Your goal:
From the listing below, return each line that includes "завода".

════════════════════

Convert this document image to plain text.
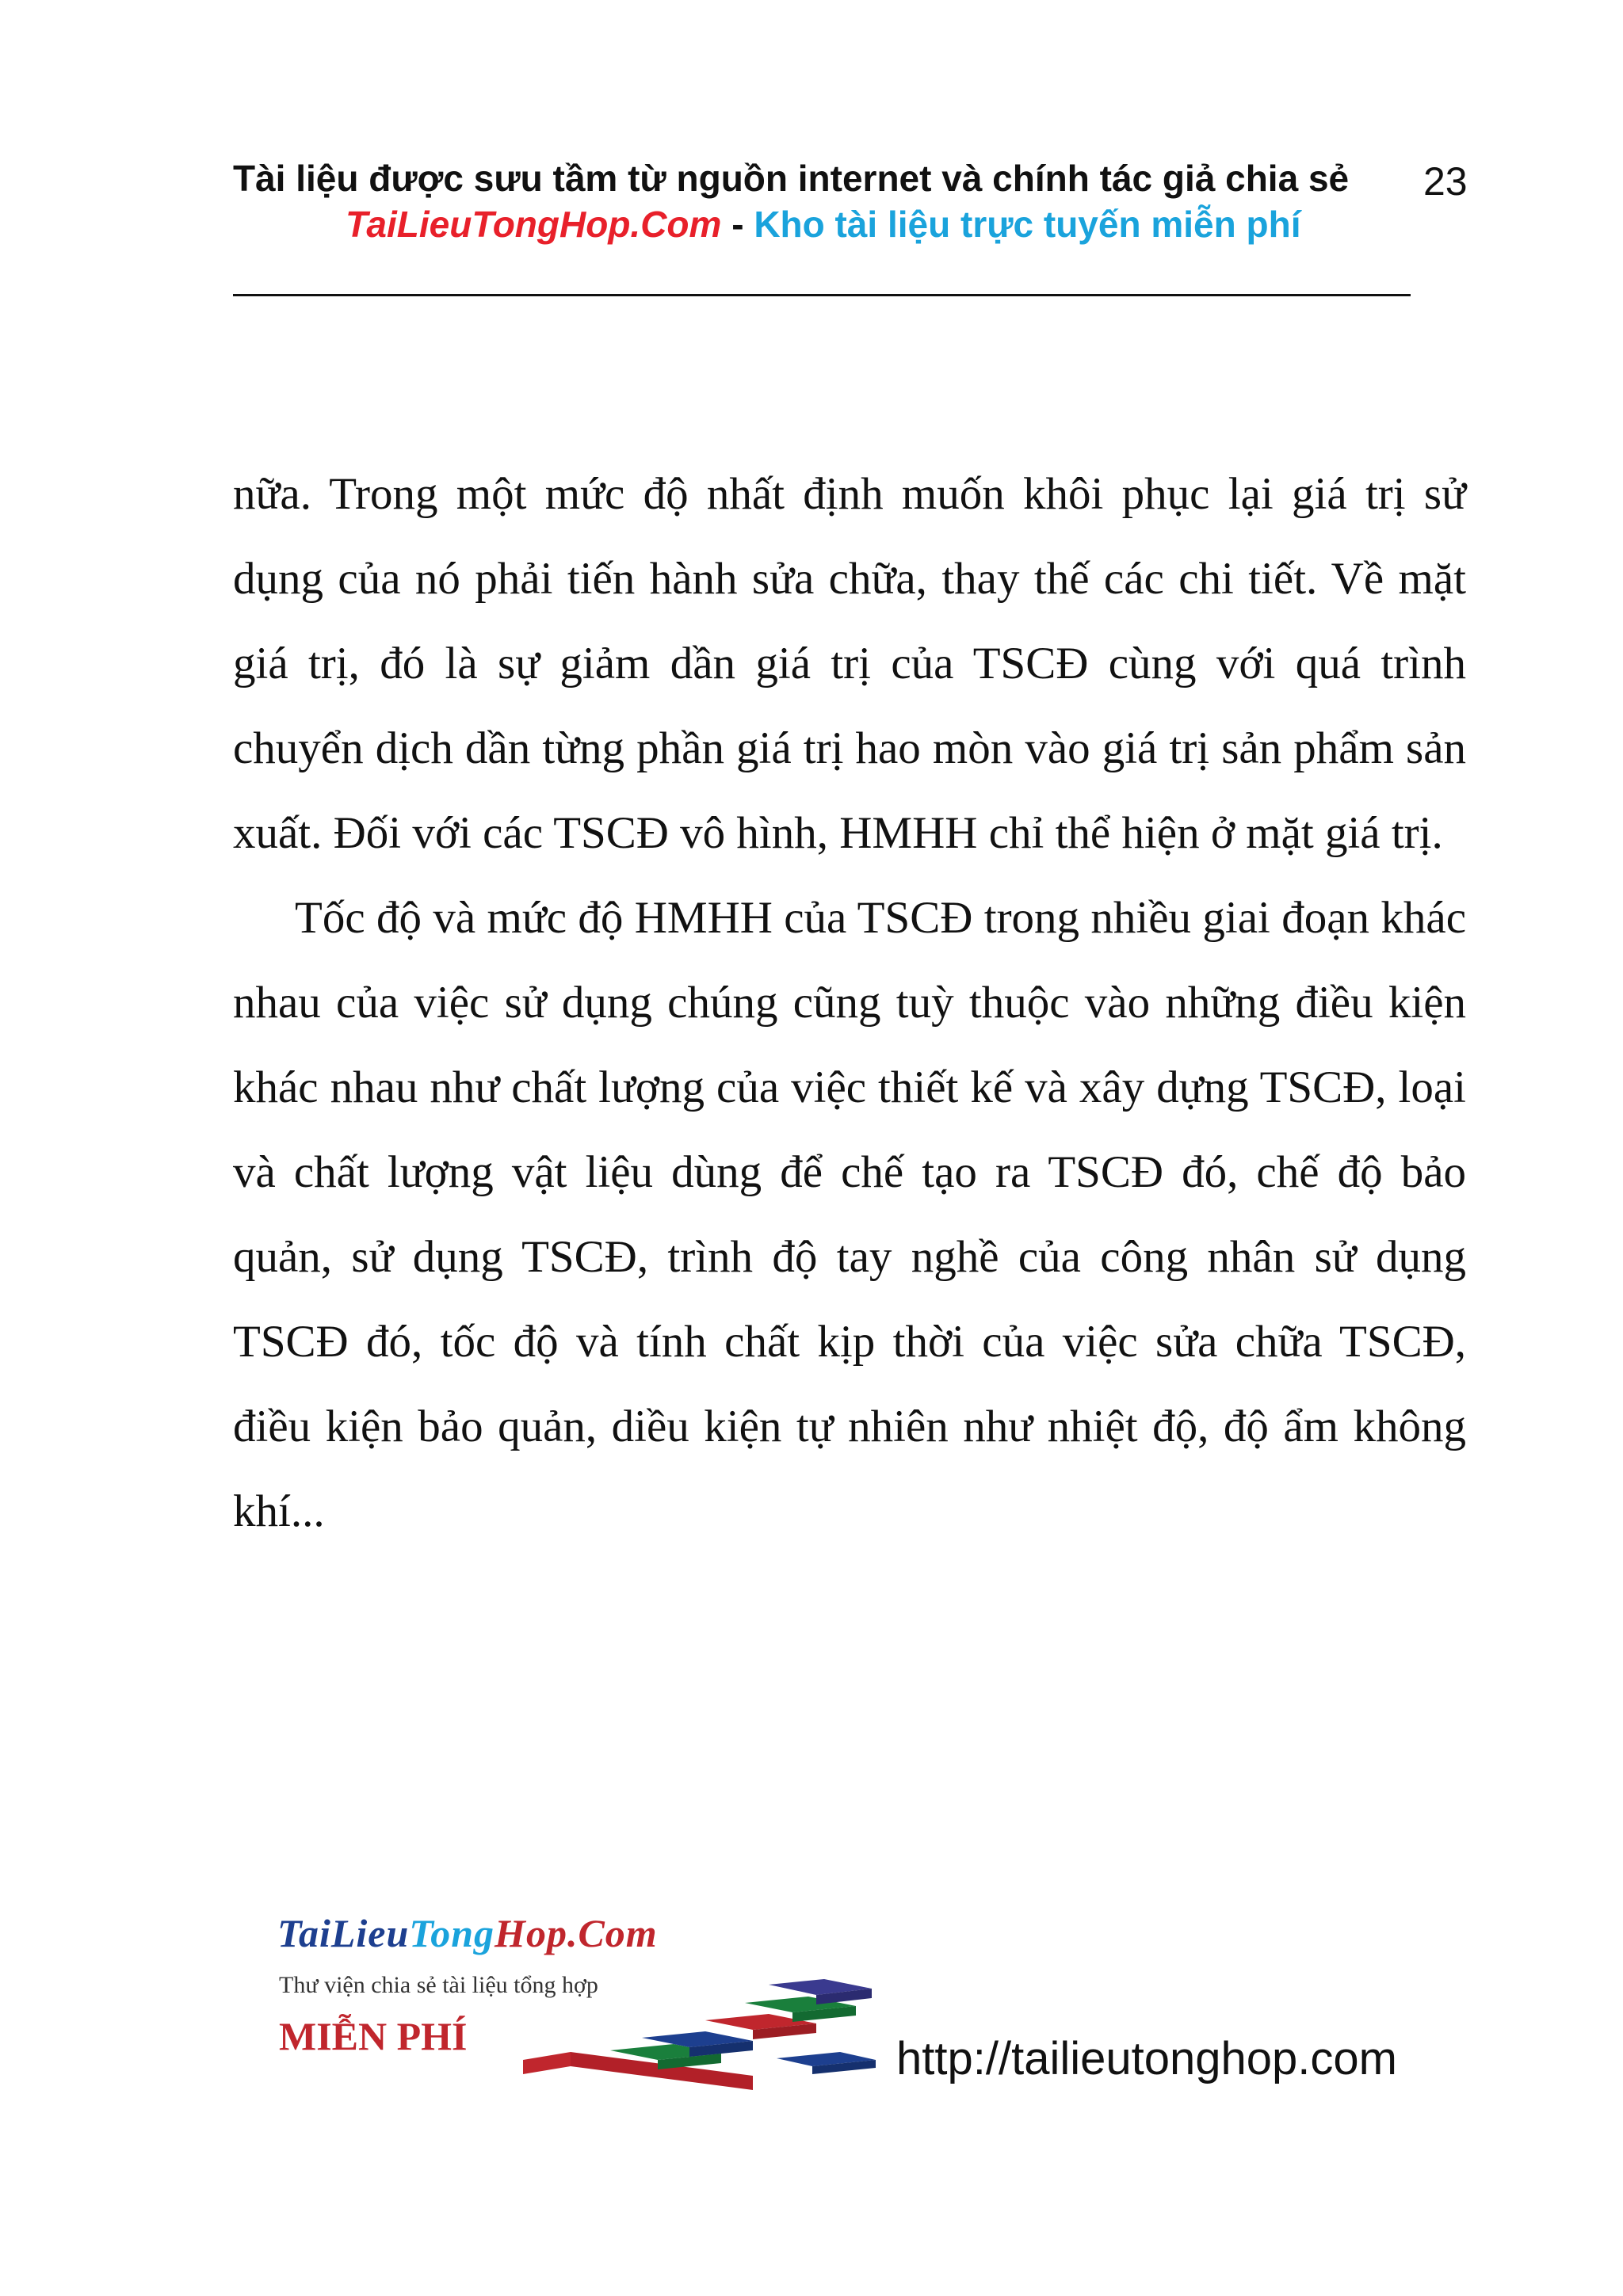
Tài liệu được sưu tầm từ nguồn internet và chính tác giả chia sẻ	23
TaiLieuTongHop.Com - Kho tài liệu trực tuyến miễn phí

nữa. Trong một mức độ nhất định muốn khôi phục lại giá trị sử dụng của nó phải tiến hành sửa chữa, thay thế các chi tiết. Về mặt giá trị, đó là sự giảm dần giá trị của TSCĐ cùng với quá trình chuyển dịch dần từng phần giá trị hao mòn vào giá trị sản phẩm sản xuất. Đối với các TSCĐ vô hình, HMHH chỉ thể hiện ở mặt giá trị.

Tốc độ và mức độ HMHH của TSCĐ trong nhiều giai đoạn khác nhau của việc sử dụng chúng cũng tuỳ thuộc vào những điều kiện khác nhau như chất lượng của việc thiết kế và xây dựng TSCĐ, loại và chất lượng vật liệu dùng để chế tạo ra TSCĐ đó, chế độ bảo quản, sử dụng TSCĐ, trình độ tay nghề của công nhân sử dụng TSCĐ đó, tốc độ và tính chất kịp thời của việc sửa chữa TSCĐ, điều kiện bảo quản, diều kiện tự nhiên như nhiệt độ, độ ẩm không khí...

TaiLieuTongHop.Com
Thư viện chia sẻ tài liệu tổng hợp
MIỄN PHÍ	http://tailieutonghop.com
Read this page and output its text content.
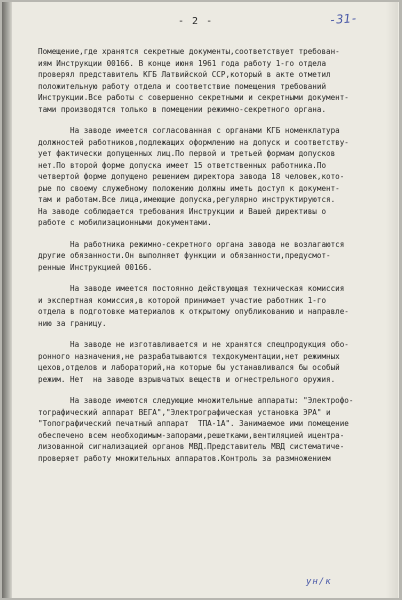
- 2 -	-31-
Помещение,где хранятся секретные документы,соответствует требован-
иям Инструкции 00166. В конце июня 1961 года работу 1-го отдела
проверял представитель КГБ Латвийской ССР,который в акте отметил
положительную работу отдела и соответствие помещения требований
Инструкции.Все работы с совершенно секретными и секретными документ-
тами производятся только в помещении режимно-секретного органа.
На заводе имеется согласованная с органами КГБ номенклатура
должностей работников,подлежащих оформлению на допуск и соответству-
ует фактически допущенных лиц.По первой и третьей формам допусков
нет.По второй форме допуска имеет 15 ответственных работника.По
четвертой форме допущено решением директора завода 18 человек,кото-
рые по своему служебному положению должны иметь доступ к документ-
там и работам.Все лица,имеющие допуска,регулярно инструктируются.
На заводе соблюдается требования Инструкции и Вашей директивы о
работе с мобилизационными документами.
На работника режимно-секретного органа завода не возлагаются
другие обязанности.Он выполняет функции и обязанности,предусмот-
ренные Инструкцией 00166.
На заводе имеется постоянно действующая техническая комиссия
и экспертная комиссия,в которой принимает участие работник 1-го
отдела в подготовке материалов к открытому опубликованию и направле-
нию за границу.
На заводе не изготавливается и не хранятся спецпродукция обо-
ронного назначения,не разрабатываются техдокументации,нет режимных
цехов,отделов и лабораторий,на которые бы устанавливался бы особый
режим. Нет  на заводе взрывчатых веществ и огнестрельного оружия.
На заводе имеются следующие множительные аппараты: "Электрофо-
тографический аппарат ВЕГА","Электрографическая установка ЭРА" и
"Топографический печатный аппарат  ТПА-1А". Занимаемое ими помещение
обеспечено всем необходимым-запорами,решетками,вентиляцией ицентра-
лизованной сигнализацией органов МВД.Представитель МВД систематиче-
проверяет работу множительных аппаратов.Контроль за размножением
ун/к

════════════════════

Solution:
четвертой форме допущено решением директора завода 18 человек,кото-
На работника режимно-секретного органа завода не возлагаются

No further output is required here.